_DIRECTIVE:_
Work out how many lines include "this" and answer with that number only.

Records from a data collection
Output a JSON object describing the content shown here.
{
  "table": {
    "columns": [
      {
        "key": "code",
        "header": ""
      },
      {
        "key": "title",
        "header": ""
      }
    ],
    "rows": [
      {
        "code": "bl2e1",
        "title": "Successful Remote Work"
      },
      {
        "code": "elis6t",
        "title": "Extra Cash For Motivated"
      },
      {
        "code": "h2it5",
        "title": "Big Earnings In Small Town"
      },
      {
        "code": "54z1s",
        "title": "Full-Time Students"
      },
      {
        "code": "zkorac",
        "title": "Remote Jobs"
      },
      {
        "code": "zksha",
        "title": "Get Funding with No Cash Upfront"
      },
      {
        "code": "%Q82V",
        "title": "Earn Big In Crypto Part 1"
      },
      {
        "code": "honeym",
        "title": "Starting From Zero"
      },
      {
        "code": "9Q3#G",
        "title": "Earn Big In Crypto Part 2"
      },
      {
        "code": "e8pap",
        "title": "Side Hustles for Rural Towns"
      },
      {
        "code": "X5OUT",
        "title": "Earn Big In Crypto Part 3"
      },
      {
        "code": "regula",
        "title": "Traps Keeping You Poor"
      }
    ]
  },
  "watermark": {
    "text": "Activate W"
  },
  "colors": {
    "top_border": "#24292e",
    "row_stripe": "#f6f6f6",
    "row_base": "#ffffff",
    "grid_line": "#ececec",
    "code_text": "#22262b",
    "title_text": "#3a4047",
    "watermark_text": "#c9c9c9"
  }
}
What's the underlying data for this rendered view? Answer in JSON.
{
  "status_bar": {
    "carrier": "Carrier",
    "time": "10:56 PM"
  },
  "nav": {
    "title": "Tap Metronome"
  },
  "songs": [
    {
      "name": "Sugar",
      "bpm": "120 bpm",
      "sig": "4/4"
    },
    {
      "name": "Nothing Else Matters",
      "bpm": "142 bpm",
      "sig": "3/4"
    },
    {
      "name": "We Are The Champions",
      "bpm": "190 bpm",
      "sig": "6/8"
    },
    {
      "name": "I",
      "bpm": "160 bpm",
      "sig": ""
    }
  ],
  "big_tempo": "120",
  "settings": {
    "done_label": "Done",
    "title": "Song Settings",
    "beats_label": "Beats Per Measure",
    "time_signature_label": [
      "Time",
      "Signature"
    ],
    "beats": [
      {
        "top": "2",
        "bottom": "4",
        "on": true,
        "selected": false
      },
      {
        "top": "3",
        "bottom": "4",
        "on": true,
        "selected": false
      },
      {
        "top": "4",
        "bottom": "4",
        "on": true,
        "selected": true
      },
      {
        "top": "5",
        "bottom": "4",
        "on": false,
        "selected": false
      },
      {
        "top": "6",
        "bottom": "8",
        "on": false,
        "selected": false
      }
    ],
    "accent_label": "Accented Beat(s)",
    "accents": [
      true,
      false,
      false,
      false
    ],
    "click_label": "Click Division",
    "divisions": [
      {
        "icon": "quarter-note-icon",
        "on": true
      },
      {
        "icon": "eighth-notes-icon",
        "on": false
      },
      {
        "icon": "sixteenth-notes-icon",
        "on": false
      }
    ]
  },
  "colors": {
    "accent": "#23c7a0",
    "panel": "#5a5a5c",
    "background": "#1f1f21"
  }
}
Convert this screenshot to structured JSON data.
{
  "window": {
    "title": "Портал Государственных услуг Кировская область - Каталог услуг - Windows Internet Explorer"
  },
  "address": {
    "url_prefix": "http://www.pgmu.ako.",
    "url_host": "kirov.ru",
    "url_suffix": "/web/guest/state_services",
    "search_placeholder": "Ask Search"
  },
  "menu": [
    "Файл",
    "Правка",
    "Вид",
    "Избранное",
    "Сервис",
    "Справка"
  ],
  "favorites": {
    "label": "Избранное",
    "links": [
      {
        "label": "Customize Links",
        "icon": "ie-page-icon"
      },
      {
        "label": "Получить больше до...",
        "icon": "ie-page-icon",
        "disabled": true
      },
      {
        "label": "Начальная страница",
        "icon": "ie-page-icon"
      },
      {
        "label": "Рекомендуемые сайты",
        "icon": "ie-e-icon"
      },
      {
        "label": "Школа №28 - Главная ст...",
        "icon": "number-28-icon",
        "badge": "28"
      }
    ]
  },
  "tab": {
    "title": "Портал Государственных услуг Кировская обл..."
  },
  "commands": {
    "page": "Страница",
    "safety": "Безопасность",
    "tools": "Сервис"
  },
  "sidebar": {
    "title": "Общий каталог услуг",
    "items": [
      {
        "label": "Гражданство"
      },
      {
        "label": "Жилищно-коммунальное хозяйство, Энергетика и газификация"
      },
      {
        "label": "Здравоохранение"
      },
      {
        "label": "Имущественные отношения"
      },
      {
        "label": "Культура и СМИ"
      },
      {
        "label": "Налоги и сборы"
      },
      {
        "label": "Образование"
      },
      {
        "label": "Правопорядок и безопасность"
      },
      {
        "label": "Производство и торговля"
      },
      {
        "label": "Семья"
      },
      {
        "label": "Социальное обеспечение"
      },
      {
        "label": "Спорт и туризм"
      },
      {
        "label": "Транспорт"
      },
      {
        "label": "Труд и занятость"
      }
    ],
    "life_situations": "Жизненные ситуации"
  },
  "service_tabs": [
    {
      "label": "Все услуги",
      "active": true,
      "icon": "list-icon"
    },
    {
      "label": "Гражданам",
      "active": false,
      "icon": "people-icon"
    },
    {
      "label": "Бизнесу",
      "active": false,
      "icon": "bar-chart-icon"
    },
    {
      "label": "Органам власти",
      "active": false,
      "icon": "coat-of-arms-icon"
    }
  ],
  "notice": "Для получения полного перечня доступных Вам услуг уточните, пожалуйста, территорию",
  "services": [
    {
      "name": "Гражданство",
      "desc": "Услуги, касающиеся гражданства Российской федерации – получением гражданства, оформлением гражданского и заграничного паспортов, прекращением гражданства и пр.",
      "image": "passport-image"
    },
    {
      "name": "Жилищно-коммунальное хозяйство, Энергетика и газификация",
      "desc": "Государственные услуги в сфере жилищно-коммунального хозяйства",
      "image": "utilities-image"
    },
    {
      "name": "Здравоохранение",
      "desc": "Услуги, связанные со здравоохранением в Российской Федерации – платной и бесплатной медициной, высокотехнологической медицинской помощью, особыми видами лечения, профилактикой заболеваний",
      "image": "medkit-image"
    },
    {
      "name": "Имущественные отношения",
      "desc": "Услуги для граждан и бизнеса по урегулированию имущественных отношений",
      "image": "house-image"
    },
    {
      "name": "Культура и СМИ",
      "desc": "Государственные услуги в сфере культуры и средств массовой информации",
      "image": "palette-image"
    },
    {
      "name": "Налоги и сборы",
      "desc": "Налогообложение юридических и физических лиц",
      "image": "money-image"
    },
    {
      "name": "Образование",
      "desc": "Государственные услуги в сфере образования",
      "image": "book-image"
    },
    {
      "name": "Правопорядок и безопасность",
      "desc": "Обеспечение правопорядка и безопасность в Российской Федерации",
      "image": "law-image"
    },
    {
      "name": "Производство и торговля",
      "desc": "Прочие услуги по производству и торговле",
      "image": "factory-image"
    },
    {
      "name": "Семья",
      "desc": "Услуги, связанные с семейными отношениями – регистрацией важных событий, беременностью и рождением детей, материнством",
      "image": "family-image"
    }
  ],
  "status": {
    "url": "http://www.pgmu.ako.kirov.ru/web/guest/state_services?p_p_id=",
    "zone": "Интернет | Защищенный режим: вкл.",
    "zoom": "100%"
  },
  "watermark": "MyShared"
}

_FINAL ANSWER:_
2